» **Given problem**
Each entry should be quoted word for word, including every mark of punctuation.

» **Materials provided**

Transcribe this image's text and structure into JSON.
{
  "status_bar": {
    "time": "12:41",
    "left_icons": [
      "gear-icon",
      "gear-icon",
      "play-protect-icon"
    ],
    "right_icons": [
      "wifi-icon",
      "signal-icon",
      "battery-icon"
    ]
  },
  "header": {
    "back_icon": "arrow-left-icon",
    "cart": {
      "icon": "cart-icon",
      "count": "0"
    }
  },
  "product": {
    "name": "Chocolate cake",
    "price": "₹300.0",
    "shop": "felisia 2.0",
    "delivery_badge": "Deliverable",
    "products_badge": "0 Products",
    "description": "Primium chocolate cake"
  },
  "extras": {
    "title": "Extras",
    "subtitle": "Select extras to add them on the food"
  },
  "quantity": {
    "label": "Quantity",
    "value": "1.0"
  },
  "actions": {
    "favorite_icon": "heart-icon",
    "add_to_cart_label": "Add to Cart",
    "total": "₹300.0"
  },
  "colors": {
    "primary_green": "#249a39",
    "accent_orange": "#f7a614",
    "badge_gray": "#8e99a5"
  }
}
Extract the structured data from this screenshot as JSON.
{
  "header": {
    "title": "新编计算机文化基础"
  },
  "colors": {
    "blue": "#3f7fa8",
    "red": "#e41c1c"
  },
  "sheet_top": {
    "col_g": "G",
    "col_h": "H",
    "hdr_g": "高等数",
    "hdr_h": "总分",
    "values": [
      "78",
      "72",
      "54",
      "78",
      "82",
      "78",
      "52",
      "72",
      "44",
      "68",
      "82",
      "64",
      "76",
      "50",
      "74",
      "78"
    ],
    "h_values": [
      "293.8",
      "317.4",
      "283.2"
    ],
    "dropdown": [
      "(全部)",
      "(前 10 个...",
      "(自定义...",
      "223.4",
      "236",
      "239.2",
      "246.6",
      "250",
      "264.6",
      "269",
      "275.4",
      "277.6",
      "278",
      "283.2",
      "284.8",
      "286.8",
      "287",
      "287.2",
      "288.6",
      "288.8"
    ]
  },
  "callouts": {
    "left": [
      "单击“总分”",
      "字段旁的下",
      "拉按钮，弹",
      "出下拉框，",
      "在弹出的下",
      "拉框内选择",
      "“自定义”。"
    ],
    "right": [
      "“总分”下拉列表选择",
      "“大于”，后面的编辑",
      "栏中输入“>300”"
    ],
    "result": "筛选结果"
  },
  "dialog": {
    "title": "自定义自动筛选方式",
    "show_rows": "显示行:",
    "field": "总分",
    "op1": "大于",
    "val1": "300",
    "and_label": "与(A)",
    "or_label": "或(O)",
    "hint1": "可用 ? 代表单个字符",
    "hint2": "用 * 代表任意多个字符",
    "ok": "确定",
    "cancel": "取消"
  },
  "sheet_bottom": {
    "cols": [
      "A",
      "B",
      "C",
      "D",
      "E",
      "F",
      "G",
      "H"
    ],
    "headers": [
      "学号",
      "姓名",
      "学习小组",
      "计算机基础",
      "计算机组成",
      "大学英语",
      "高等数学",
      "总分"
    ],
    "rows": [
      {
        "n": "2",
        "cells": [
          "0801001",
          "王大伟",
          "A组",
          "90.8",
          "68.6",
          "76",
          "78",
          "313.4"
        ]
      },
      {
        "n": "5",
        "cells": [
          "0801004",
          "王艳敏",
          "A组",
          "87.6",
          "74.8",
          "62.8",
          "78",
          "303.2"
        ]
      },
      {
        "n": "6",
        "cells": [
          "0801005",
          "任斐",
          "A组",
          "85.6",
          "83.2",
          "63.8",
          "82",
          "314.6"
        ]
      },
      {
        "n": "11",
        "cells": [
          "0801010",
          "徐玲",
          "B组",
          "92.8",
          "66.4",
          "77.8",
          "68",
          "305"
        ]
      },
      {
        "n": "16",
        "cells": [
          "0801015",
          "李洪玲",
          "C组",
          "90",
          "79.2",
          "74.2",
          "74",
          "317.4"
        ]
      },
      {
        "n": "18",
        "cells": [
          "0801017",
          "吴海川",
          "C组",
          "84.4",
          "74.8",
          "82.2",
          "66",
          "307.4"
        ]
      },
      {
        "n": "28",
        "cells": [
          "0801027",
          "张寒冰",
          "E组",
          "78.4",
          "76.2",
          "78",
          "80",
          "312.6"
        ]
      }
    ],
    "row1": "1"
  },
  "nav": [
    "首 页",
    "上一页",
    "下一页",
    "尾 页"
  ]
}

» **Response to the exercise**
Transcribe this image's text and structure into JSON.
{
  "status_bar": {
    "time": "12:41",
    "left_icons": [
      "gear-icon",
      "gear-icon",
      "play-protect-icon"
    ],
    "right_icons": [
      "wifi-icon",
      "signal-icon",
      "battery-icon"
    ]
  },
  "header": {
    "back_icon": "arrow-left-icon",
    "cart": {
      "icon": "cart-icon",
      "count": "0"
    }
  },
  "product": {
    "name": "Chocolate cake",
    "price": "₹300.0",
    "shop": "felisia 2.0",
    "delivery_badge": "Deliverable",
    "products_badge": "0 Products",
    "description": "Primium chocolate cake"
  },
  "extras": {
    "title": "Extras",
    "subtitle": "Select extras to add them on the food"
  },
  "quantity": {
    "label": "Quantity",
    "value": "1.0"
  },
  "actions": {
    "favorite_icon": "heart-icon",
    "add_to_cart_label": "Add to Cart",
    "total": "₹300.0"
  },
  "colors": {
    "primary_green": "#249a39",
    "accent_orange": "#f7a614",
    "badge_gray": "#8e99a5"
  }
}
Extract the structured data from this screenshot as JSON.
{
  "header": {
    "title": "新编计算机文化基础"
  },
  "colors": {
    "blue": "#3f7fa8",
    "red": "#e41c1c"
  },
  "sheet_top": {
    "col_g": "G",
    "col_h": "H",
    "hdr_g": "高等数",
    "hdr_h": "总分",
    "values": [
      "78",
      "72",
      "54",
      "78",
      "82",
      "78",
      "52",
      "72",
      "44",
      "68",
      "82",
      "64",
      "76",
      "50",
      "74",
      "78"
    ],
    "h_values": [
      "293.8",
      "317.4",
      "283.2"
    ],
    "dropdown": [
      "(全部)",
      "(前 10 个...",
      "(自定义...",
      "223.4",
      "236",
      "239.2",
      "246.6",
      "250",
      "264.6",
      "269",
      "275.4",
      "277.6",
      "278",
      "283.2",
      "284.8",
      "286.8",
      "287",
      "287.2",
      "288.6",
      "288.8"
    ]
  },
  "callouts": {
    "left": [
      "单击“总分”",
      "字段旁的下",
      "拉按钮，弹",
      "出下拉框，",
      "在弹出的下",
      "拉框内选择",
      "“自定义”。"
    ],
    "right": [
      "“总分”下拉列表选择",
      "“大于”，后面的编辑",
      "栏中输入“>300”"
    ],
    "result": "筛选结果"
  },
  "dialog": {
    "title": "自定义自动筛选方式",
    "show_rows": "显示行:",
    "field": "总分",
    "op1": "大于",
    "val1": "300",
    "and_label": "与(A)",
    "or_label": "或(O)",
    "hint1": "可用 ? 代表单个字符",
    "hint2": "用 * 代表任意多个字符",
    "ok": "确定",
    "cancel": "取消"
  },
  "sheet_bottom": {
    "cols": [
      "A",
      "B",
      "C",
      "D",
      "E",
      "F",
      "G",
      "H"
    ],
    "headers": [
      "学号",
      "姓名",
      "学习小组",
      "计算机基础",
      "计算机组成",
      "大学英语",
      "高等数学",
      "总分"
    ],
    "rows": [
      {
        "n": "2",
        "cells": [
          "0801001",
          "王大伟",
          "A组",
          "90.8",
          "68.6",
          "76",
          "78",
          "313.4"
        ]
      },
      {
        "n": "5",
        "cells": [
          "0801004",
          "王艳敏",
          "A组",
          "87.6",
          "74.8",
          "62.8",
          "78",
          "303.2"
        ]
      },
      {
        "n": "6",
        "cells": [
          "0801005",
          "任斐",
          "A组",
          "85.6",
          "83.2",
          "63.8",
          "82",
          "314.6"
        ]
      },
      {
        "n": "11",
        "cells": [
          "0801010",
          "徐玲",
          "B组",
          "92.8",
          "66.4",
          "77.8",
          "68",
          "305"
        ]
      },
      {
        "n": "16",
        "cells": [
          "0801015",
          "李洪玲",
          "C组",
          "90",
          "79.2",
          "74.2",
          "74",
          "317.4"
        ]
      },
      {
        "n": "18",
        "cells": [
          "0801017",
          "吴海川",
          "C组",
          "84.4",
          "74.8",
          "82.2",
          "66",
          "307.4"
        ]
      },
      {
        "n": "28",
        "cells": [
          "0801027",
          "张寒冰",
          "E组",
          "78.4",
          "76.2",
          "78",
          "80",
          "312.6"
        ]
      }
    ],
    "row1": "1"
  },
  "nav": [
    "首 页",
    "上一页",
    "下一页",
    "尾 页"
  ]
}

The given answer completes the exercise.